Extract every line from the records below that contains the word "const".

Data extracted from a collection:
⁂
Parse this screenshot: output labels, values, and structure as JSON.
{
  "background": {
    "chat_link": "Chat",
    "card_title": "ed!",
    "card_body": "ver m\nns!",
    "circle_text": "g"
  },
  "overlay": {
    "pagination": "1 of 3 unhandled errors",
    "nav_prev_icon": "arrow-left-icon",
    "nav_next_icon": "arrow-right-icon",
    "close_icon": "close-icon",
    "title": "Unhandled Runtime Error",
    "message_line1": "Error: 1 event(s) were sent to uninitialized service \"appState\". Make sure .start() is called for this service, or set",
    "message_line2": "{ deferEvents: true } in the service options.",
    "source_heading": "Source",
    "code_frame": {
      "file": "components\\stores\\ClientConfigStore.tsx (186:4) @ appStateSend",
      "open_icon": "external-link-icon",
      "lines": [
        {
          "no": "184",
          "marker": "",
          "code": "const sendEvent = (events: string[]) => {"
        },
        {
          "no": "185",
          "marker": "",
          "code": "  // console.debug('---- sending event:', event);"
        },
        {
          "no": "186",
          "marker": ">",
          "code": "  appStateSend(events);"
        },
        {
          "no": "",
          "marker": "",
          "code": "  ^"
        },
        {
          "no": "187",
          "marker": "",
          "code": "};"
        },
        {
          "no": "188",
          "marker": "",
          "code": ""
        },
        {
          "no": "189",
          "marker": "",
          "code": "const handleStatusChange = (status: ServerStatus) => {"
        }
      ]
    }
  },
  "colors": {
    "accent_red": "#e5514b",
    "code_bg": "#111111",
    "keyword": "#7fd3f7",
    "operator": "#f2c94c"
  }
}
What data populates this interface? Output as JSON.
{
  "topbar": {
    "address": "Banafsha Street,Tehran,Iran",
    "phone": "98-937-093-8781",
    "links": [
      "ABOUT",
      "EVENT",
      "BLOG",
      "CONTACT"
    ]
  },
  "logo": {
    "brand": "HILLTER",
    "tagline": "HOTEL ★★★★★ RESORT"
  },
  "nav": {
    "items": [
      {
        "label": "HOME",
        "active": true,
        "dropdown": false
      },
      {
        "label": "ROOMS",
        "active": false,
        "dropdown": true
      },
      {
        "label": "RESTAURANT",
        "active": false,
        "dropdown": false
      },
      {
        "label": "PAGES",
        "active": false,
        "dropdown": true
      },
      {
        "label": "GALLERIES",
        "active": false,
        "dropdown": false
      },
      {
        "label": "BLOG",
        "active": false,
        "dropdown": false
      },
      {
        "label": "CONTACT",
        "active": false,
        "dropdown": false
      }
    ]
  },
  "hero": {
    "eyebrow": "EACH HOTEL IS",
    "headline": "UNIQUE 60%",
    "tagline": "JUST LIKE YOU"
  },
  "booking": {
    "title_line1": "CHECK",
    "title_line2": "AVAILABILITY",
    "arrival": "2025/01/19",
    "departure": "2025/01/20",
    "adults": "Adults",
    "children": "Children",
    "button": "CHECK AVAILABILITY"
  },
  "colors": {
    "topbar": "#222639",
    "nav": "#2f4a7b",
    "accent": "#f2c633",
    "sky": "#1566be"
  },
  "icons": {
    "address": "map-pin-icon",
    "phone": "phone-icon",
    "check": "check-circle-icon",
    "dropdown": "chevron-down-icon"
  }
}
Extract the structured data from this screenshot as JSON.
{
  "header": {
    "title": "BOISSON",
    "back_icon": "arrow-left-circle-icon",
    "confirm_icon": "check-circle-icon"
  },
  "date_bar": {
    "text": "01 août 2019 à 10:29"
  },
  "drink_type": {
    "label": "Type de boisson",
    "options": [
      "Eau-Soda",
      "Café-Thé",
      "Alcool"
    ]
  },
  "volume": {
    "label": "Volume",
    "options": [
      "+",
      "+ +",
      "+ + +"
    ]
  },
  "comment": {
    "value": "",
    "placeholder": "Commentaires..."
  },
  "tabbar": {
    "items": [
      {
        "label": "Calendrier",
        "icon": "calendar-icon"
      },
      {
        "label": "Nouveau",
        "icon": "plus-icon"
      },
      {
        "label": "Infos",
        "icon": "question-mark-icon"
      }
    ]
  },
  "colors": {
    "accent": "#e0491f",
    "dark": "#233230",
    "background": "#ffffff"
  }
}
⁂
■ ANSWER TO THIS EXERCISE:
          "code": "const sendEvent = (events: string[]) => {"
          "code": "const handleStatusChange = (status: ServerStatus) => {"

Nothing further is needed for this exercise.